Axiom 2: God endowed us with “rights”. We can’t email God, but we can ask the various scriptures and documents written about God, or inspired by God. Those documents are generally described as covenants or contracts between God and believers. You won’t find anything REMOTELY RESEMBLING RIGHTS in any of those contracts. God lays out our DUTIES and OBLIGATIONS, and says nothing at all about rights.

Both of the axioms are nonsense, so the rest of the constitution is nonsense.

= = = = =

If we approach 1776 from a business or industrial perspective we might get a better result. What was the problem this group of rich men wanted to solve? They laid out their grievances in the latter part of the declaration. Essentially this group was tired of paying taxes to the British government and wanted to be in charge. That’s all. They ran a revolution to gain power for themselves and avoid paying for the general welfare. They weren’t trying to solve problems for the mob.

Gouvernour Morris saw it clearly. Here’s part of a letter he wrote to William Penn.

[Bounding box prediction data]
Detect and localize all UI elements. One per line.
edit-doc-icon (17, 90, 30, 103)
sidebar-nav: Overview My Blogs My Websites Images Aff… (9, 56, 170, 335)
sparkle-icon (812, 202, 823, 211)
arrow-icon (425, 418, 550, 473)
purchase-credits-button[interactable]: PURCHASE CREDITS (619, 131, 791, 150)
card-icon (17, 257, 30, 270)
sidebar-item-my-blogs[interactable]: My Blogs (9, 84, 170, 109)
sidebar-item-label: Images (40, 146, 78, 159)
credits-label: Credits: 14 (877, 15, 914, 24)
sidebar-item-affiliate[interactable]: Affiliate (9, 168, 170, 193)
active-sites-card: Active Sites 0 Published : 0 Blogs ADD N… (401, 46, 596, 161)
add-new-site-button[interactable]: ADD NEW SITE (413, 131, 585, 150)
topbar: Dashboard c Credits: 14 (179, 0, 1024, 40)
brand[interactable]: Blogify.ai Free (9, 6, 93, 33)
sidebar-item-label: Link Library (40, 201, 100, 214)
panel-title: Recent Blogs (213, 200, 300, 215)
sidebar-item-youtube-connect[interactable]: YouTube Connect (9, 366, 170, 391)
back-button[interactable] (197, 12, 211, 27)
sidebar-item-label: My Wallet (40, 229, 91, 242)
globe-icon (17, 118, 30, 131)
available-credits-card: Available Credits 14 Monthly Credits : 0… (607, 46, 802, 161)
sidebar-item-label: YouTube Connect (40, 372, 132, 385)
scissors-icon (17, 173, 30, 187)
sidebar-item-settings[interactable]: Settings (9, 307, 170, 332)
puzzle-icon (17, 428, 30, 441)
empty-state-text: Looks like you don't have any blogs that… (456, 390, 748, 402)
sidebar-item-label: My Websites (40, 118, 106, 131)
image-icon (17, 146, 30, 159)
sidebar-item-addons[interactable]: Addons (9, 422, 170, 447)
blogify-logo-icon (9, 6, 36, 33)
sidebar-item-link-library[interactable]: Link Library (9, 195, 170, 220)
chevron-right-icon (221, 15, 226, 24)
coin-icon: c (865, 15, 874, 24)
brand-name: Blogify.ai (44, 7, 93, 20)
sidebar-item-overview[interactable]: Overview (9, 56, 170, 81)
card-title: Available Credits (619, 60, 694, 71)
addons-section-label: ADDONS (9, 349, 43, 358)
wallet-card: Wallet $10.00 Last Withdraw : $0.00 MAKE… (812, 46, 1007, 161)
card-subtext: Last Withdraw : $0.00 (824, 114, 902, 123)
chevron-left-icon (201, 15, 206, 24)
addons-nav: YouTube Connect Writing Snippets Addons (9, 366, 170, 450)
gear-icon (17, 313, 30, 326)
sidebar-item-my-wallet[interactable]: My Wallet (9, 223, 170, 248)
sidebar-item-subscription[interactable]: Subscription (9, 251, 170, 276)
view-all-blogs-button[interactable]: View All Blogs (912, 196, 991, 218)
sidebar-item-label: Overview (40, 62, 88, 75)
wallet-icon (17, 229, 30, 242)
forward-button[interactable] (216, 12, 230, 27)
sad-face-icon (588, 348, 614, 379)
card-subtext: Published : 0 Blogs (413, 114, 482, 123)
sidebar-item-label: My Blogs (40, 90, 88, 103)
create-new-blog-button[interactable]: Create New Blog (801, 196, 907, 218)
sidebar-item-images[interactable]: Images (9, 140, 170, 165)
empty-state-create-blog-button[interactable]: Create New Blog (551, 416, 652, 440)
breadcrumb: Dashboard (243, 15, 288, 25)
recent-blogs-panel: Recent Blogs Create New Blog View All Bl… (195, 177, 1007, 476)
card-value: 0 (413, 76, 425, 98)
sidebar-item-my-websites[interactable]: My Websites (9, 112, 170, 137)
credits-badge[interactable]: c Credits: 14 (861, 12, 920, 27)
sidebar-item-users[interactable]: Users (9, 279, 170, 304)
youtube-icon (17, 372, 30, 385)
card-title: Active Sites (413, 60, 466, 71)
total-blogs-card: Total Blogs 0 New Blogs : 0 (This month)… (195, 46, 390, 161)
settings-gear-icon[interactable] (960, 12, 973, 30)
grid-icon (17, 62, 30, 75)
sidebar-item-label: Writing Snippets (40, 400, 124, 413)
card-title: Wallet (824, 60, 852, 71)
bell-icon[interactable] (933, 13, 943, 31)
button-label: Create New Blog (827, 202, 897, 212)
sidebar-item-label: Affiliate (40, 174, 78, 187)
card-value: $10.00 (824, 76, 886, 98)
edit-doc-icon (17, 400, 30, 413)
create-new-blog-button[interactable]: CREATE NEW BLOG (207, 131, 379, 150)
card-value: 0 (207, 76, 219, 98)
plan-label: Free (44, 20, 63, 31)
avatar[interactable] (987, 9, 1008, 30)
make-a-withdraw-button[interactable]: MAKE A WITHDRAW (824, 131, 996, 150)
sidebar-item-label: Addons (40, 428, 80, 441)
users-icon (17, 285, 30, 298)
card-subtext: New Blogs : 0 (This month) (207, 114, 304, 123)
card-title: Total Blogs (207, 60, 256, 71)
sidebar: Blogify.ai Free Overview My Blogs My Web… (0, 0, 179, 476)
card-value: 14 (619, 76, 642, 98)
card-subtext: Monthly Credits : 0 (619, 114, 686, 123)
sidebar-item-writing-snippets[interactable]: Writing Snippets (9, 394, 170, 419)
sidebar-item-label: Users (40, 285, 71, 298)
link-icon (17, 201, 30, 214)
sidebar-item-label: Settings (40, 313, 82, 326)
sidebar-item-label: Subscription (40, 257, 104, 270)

__WORK ORDER 1__
In the passage on the 1776 declaration, what does God lay out in the covenants with believers?
__WORK ORDER 2__
Please pick up the passage on the 1776 declaration after its last sentence and keep writing it.

__EXPECTED OUTPUT 1__
God lays out our duties and obligations.

__EXPECTED OUTPUT 2__
= = = = = START MORRIS:

It is the interest of all men, therefore, to seek for reunion with the parent state. A safe compact seems in my poor opinion to be now tendered.

Internal taxation to be left with ourselves. The right of regulating trade to be vested in Britain, where alone is found the power of protecting it. I trust you will agree with me, that this is the only possible mode of union.

Men by nature are free as the air. When they enter into society, there is, there must be, an implied compact (for there never yet was an express one) that a part of this freedom shall be given up for the security of the remainder.

But what part? The answer is plain. The least possible, considering the circumstances of the society, which constitute what may be called its political necessity. And what does this political necessity require in the present instance?

Not that Britain should lay imposts upon us for the support of government, nor for its defence. Not that she should regulate our internal police. These things affect us only. She can have no right to interfere.

To these things we ourselves are competent. But can it be said, that we are competent to the regulating of trade? The position is absurd, for this affects every part of the British Empire, every part of the habitable earth. If Great Britain, if Ireland, if America, if all of them, are to make laws of trade, there must be a collision of these different authorities, and then who is to decide? This is the greatest of all great absurdities.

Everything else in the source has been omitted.